Data listing:

[BEGIN]

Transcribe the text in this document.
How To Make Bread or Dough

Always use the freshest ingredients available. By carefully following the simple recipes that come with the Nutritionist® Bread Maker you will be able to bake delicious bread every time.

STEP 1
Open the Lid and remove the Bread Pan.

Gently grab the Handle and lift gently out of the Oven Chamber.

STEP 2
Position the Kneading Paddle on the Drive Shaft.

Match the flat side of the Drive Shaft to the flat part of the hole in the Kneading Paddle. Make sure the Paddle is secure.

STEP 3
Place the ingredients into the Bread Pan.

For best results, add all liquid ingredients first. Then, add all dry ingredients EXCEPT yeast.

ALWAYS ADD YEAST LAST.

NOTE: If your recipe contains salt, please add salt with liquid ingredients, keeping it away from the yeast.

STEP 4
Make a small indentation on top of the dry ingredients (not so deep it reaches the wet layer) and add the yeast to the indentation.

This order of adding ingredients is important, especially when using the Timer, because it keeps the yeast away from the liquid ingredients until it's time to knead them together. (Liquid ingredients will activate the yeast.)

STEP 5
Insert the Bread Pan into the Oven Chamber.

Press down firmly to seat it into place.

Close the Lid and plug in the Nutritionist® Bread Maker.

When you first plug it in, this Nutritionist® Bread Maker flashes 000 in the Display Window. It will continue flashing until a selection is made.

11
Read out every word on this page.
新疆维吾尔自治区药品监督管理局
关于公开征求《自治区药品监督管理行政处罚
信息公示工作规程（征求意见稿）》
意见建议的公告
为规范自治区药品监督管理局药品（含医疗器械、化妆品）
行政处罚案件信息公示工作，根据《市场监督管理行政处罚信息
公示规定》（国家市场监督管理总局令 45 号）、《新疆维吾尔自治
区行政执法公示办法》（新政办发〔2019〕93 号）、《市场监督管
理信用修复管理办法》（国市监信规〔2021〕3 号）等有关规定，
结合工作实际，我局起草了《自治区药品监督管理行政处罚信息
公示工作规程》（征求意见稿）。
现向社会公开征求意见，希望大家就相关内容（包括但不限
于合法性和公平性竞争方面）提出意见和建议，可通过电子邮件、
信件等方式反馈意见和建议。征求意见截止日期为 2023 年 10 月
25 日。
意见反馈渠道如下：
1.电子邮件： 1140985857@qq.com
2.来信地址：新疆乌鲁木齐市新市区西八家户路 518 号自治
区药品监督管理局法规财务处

[END]

Set down the entries above again, word for word.

Transcribe the text in this document.
How To Make Bread or Dough

Always use the freshest ingredients available. By carefully following the simple recipes that come with the Nutritionist® Bread Maker you will be able to bake delicious bread every time.

STEP 1
Open the Lid and remove the Bread Pan.

Gently grab the Handle and lift gently out of the Oven Chamber.

STEP 2
Position the Kneading Paddle on the Drive Shaft.

Match the flat side of the Drive Shaft to the flat part of the hole in the Kneading Paddle. Make sure the Paddle is secure.

STEP 3
Place the ingredients into the Bread Pan.

For best results, add all liquid ingredients first. Then, add all dry ingredients EXCEPT yeast.

ALWAYS ADD YEAST LAST.

NOTE: If your recipe contains salt, please add salt with liquid ingredients, keeping it away from the yeast.

STEP 4
Make a small indentation on top of the dry ingredients (not so deep it reaches the wet layer) and add the yeast to the indentation.

This order of adding ingredients is important, especially when using the Timer, because it keeps the yeast away from the liquid ingredients until it's time to knead them together. (Liquid ingredients will activate the yeast.)

STEP 5
Insert the Bread Pan into the Oven Chamber.

Press down firmly to seat it into place.

Close the Lid and plug in the Nutritionist® Bread Maker.

When you first plug it in, this Nutritionist® Bread Maker flashes 000 in the Display Window. It will continue flashing until a selection is made.

11
Read out every word on this page.
新疆维吾尔自治区药品监督管理局
关于公开征求《自治区药品监督管理行政处罚
信息公示工作规程（征求意见稿）》
意见建议的公告
为规范自治区药品监督管理局药品（含医疗器械、化妆品）
行政处罚案件信息公示工作，根据《市场监督管理行政处罚信息
公示规定》（国家市场监督管理总局令 45 号）、《新疆维吾尔自治
区行政执法公示办法》（新政办发〔2019〕93 号）、《市场监督管
理信用修复管理办法》（国市监信规〔2021〕3 号）等有关规定，
结合工作实际，我局起草了《自治区药品监督管理行政处罚信息
公示工作规程》（征求意见稿）。
现向社会公开征求意见，希望大家就相关内容（包括但不限
于合法性和公平性竞争方面）提出意见和建议，可通过电子邮件、
信件等方式反馈意见和建议。征求意见截止日期为 2023 年 10 月
25 日。
意见反馈渠道如下：
1.电子邮件： 1140985857@qq.com
2.来信地址：新疆乌鲁木齐市新市区西八家户路 518 号自治
区药品监督管理局法规财务处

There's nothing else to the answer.